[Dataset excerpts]
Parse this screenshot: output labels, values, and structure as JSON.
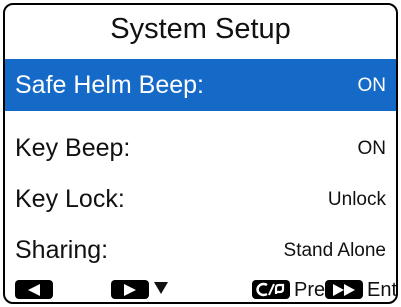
{
  "screen": {
    "title": "System Setup",
    "selection_color": "#1569c7",
    "items": [
      {
        "label": "Safe Helm Beep:",
        "value": "ON",
        "selected": true
      },
      {
        "label": "Key Beep:",
        "value": "ON",
        "selected": false
      },
      {
        "label": "Key Lock:",
        "value": "Unlock",
        "selected": false
      },
      {
        "label": "Sharing:",
        "value": "Stand Alone",
        "selected": false
      }
    ]
  },
  "softkeys": [
    {
      "icon": "left-arrow-key-icon",
      "label": ""
    },
    {
      "icon": "right-arrow-key-icon",
      "extra_icon": "down-arrow-icon",
      "label": ""
    },
    {
      "icon": "clear-key-icon",
      "label": "Prev"
    },
    {
      "icon": "fast-forward-key-icon",
      "label": "Ent"
    }
  ]
}
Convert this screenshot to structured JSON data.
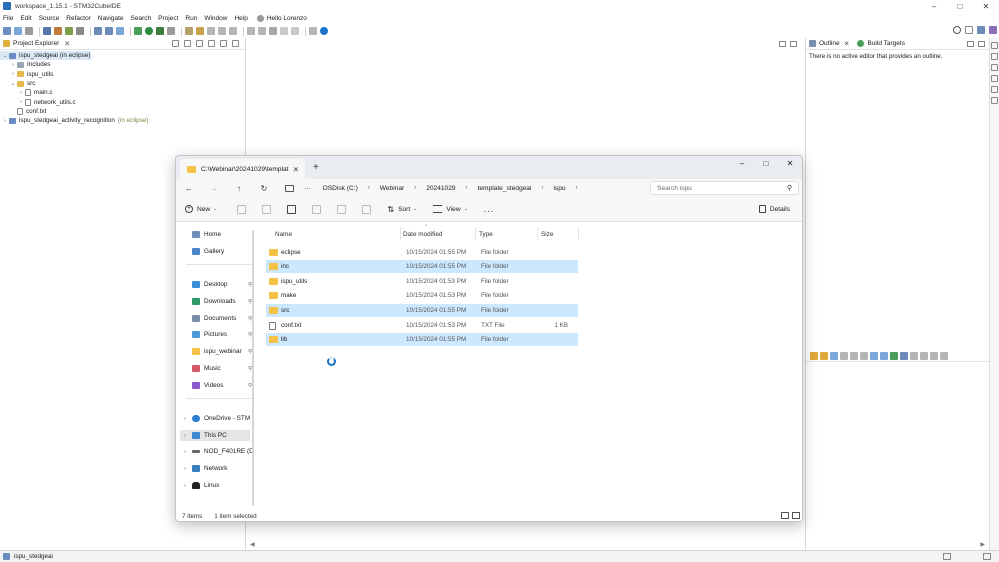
{
  "ide": {
    "title": "workspace_1.15.1 - STM32CubeIDE",
    "menu": [
      "File",
      "Edit",
      "Source",
      "Refactor",
      "Navigate",
      "Search",
      "Project",
      "Run",
      "Window",
      "Help"
    ],
    "user": "Hello Lorenzo",
    "project_explorer": {
      "tab_label": "Project Explorer",
      "tree": [
        {
          "label": "ispu_stedgeai",
          "suffix": "(in eclipse)",
          "icon": "project-icon",
          "expanded": true,
          "level": 0,
          "selected": true
        },
        {
          "label": "Includes",
          "icon": "includes-icon",
          "level": 1
        },
        {
          "label": "ispu_utils",
          "icon": "folder-icon",
          "level": 1
        },
        {
          "label": "src",
          "icon": "folder-icon",
          "level": 1,
          "expanded": true
        },
        {
          "label": "main.c",
          "icon": "c-file-icon",
          "level": 2
        },
        {
          "label": "network_utils.c",
          "icon": "c-file-icon",
          "level": 2
        },
        {
          "label": "conf.txt",
          "icon": "text-file-icon",
          "level": 1
        },
        {
          "label": "ispu_stedgeai_activity_recognition",
          "suffix": "(in eclipse)",
          "icon": "project-icon",
          "level": 0
        }
      ]
    },
    "outline": {
      "tab_label": "Outline",
      "build_targets_label": "Build Targets",
      "message": "There is no active editor that provides an outline."
    },
    "status_text": "ispu_stedgeai"
  },
  "explorer": {
    "tab_title": "C:\\Webinar\\20241029\\templat",
    "breadcrumbs": [
      "OSDisk (C:)",
      "Webinar",
      "20241029",
      "template_stedgeai",
      "ispu"
    ],
    "search_placeholder": "Search ispu",
    "commands": {
      "new": "New",
      "sort": "Sort",
      "view": "View",
      "more": "...",
      "details": "Details"
    },
    "nav": [
      {
        "label": "Home",
        "icon": "home-icon"
      },
      {
        "label": "Gallery",
        "icon": "gallery-icon"
      },
      {
        "label": "Desktop",
        "icon": "desktop-icon",
        "pinned": true
      },
      {
        "label": "Downloads",
        "icon": "downloads-icon",
        "pinned": true
      },
      {
        "label": "Documents",
        "icon": "documents-icon",
        "pinned": true
      },
      {
        "label": "Pictures",
        "icon": "pictures-icon",
        "pinned": true
      },
      {
        "label": "ispu_webinar",
        "icon": "folder-icon",
        "pinned": true
      },
      {
        "label": "Music",
        "icon": "music-icon",
        "pinned": true
      },
      {
        "label": "Videos",
        "icon": "videos-icon",
        "pinned": true
      },
      {
        "label": "OneDrive - STM",
        "icon": "onedrive-icon",
        "expandable": true
      },
      {
        "label": "This PC",
        "icon": "this-pc-icon",
        "expandable": true,
        "selected": true
      },
      {
        "label": "NOD_F401RE (D",
        "icon": "drive-icon",
        "expandable": true
      },
      {
        "label": "Network",
        "icon": "network-icon",
        "expandable": true
      },
      {
        "label": "Linux",
        "icon": "linux-icon",
        "expandable": true
      }
    ],
    "columns": {
      "name": "Name",
      "date": "Date modified",
      "type": "Type",
      "size": "Size"
    },
    "files": [
      {
        "name": "eclipse",
        "date": "10/15/2024 01:55 PM",
        "type": "File folder",
        "size": "",
        "icon": "folder-icon",
        "selected": false
      },
      {
        "name": "inc",
        "date": "10/15/2024 01:55 PM",
        "type": "File folder",
        "size": "",
        "icon": "folder-icon",
        "selected": true
      },
      {
        "name": "ispu_utils",
        "date": "10/15/2024 01:53 PM",
        "type": "File folder",
        "size": "",
        "icon": "folder-icon",
        "selected": false
      },
      {
        "name": "make",
        "date": "10/15/2024 01:53 PM",
        "type": "File folder",
        "size": "",
        "icon": "folder-icon",
        "selected": false
      },
      {
        "name": "src",
        "date": "10/15/2024 01:55 PM",
        "type": "File folder",
        "size": "",
        "icon": "folder-icon",
        "selected": true
      },
      {
        "name": "conf.txt",
        "date": "10/15/2024 01:53 PM",
        "type": "TXT File",
        "size": "1 KB",
        "icon": "text-file-icon",
        "selected": false
      },
      {
        "name": "lib",
        "date": "10/15/2024 01:55 PM",
        "type": "File folder",
        "size": "",
        "icon": "folder-icon",
        "selected": true
      }
    ],
    "status": {
      "items": "7 items",
      "selection": "1 item selected"
    }
  },
  "colors": {
    "selection": "#cce8ff",
    "folder": "#f4c245",
    "accent": "#1a73c9",
    "tree_selection": "#dbe9f7"
  }
}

Short exercise =
Reproduce the listing above exactly, excluding all pictures.

Solution to the problem =
Parse this screenshot: output labels, values, and structure as JSON.
{
  "screen": {
    "title": "System Setup",
    "selection_color": "#1569c7",
    "items": [
      {
        "label": "Safe Helm Beep:",
        "value": "ON",
        "selected": true
      },
      {
        "label": "Key Beep:",
        "value": "ON",
        "selected": false
      },
      {
        "label": "Key Lock:",
        "value": "Unlock",
        "selected": false
      },
      {
        "label": "Sharing:",
        "value": "Stand Alone",
        "selected": false
      }
    ]
  },
  "softkeys": [
    {
      "icon": "left-arrow-key-icon",
      "label": ""
    },
    {
      "icon": "right-arrow-key-icon",
      "extra_icon": "down-arrow-icon",
      "label": ""
    },
    {
      "icon": "clear-key-icon",
      "label": "Prev"
    },
    {
      "icon": "fast-forward-key-icon",
      "label": "Ent"
    }
  ]
}
Convert this screenshot to structured JSON data.
{
  "ide": {
    "title": "workspace_1.15.1 - STM32CubeIDE",
    "menu": [
      "File",
      "Edit",
      "Source",
      "Refactor",
      "Navigate",
      "Search",
      "Project",
      "Run",
      "Window",
      "Help"
    ],
    "user": "Hello Lorenzo",
    "project_explorer": {
      "tab_label": "Project Explorer",
      "tree": [
        {
          "label": "ispu_stedgeai",
          "suffix": "(in eclipse)",
          "icon": "project-icon",
          "expanded": true,
          "level": 0,
          "selected": true
        },
        {
          "label": "Includes",
          "icon": "includes-icon",
          "level": 1
        },
        {
          "label": "ispu_utils",
          "icon": "folder-icon",
          "level": 1
        },
        {
          "label": "src",
          "icon": "folder-icon",
          "level": 1,
          "expanded": true
        },
        {
          "label": "main.c",
          "icon": "c-file-icon",
          "level": 2
        },
        {
          "label": "network_utils.c",
          "icon": "c-file-icon",
          "level": 2
        },
        {
          "label": "conf.txt",
          "icon": "text-file-icon",
          "level": 1
        },
        {
          "label": "ispu_stedgeai_activity_recognition",
          "suffix": "(in eclipse)",
          "icon": "project-icon",
          "level": 0
        }
      ]
    },
    "outline": {
      "tab_label": "Outline",
      "build_targets_label": "Build Targets",
      "message": "There is no active editor that provides an outline."
    },
    "status_text": "ispu_stedgeai"
  },
  "explorer": {
    "tab_title": "C:\\Webinar\\20241029\\templat",
    "breadcrumbs": [
      "OSDisk (C:)",
      "Webinar",
      "20241029",
      "template_stedgeai",
      "ispu"
    ],
    "search_placeholder": "Search ispu",
    "commands": {
      "new": "New",
      "sort": "Sort",
      "view": "View",
      "more": "...",
      "details": "Details"
    },
    "nav": [
      {
        "label": "Home",
        "icon": "home-icon"
      },
      {
        "label": "Gallery",
        "icon": "gallery-icon"
      },
      {
        "label": "Desktop",
        "icon": "desktop-icon",
        "pinned": true
      },
      {
        "label": "Downloads",
        "icon": "downloads-icon",
        "pinned": true
      },
      {
        "label": "Documents",
        "icon": "documents-icon",
        "pinned": true
      },
      {
        "label": "Pictures",
        "icon": "pictures-icon",
        "pinned": true
      },
      {
        "label": "ispu_webinar",
        "icon": "folder-icon",
        "pinned": true
      },
      {
        "label": "Music",
        "icon": "music-icon",
        "pinned": true
      },
      {
        "label": "Videos",
        "icon": "videos-icon",
        "pinned": true
      },
      {
        "label": "OneDrive - STM",
        "icon": "onedrive-icon",
        "expandable": true
      },
      {
        "label": "This PC",
        "icon": "this-pc-icon",
        "expandable": true,
        "selected": true
      },
      {
        "label": "NOD_F401RE (D",
        "icon": "drive-icon",
        "expandable": true
      },
      {
        "label": "Network",
        "icon": "network-icon",
        "expandable": true
      },
      {
        "label": "Linux",
        "icon": "linux-icon",
        "expandable": true
      }
    ],
    "columns": {
      "name": "Name",
      "date": "Date modified",
      "type": "Type",
      "size": "Size"
    },
    "files": [
      {
        "name": "eclipse",
        "date": "10/15/2024 01:55 PM",
        "type": "File folder",
        "size": "",
        "icon": "folder-icon",
        "selected": false
      },
      {
        "name": "inc",
        "date": "10/15/2024 01:55 PM",
        "type": "File folder",
        "size": "",
        "icon": "folder-icon",
        "selected": true
      },
      {
        "name": "ispu_utils",
        "date": "10/15/2024 01:53 PM",
        "type": "File folder",
        "size": "",
        "icon": "folder-icon",
        "selected": false
      },
      {
        "name": "make",
        "date": "10/15/2024 01:53 PM",
        "type": "File folder",
        "size": "",
        "icon": "folder-icon",
        "selected": false
      },
      {
        "name": "src",
        "date": "10/15/2024 01:55 PM",
        "type": "File folder",
        "size": "",
        "icon": "folder-icon",
        "selected": true
      },
      {
        "name": "conf.txt",
        "date": "10/15/2024 01:53 PM",
        "type": "TXT File",
        "size": "1 KB",
        "icon": "text-file-icon",
        "selected": false
      },
      {
        "name": "lib",
        "date": "10/15/2024 01:55 PM",
        "type": "File folder",
        "size": "",
        "icon": "folder-icon",
        "selected": true
      }
    ],
    "status": {
      "items": "7 items",
      "selection": "1 item selected"
    }
  },
  "colors": {
    "selection": "#cce8ff",
    "folder": "#f4c245",
    "accent": "#1a73c9",
    "tree_selection": "#dbe9f7"
  }
}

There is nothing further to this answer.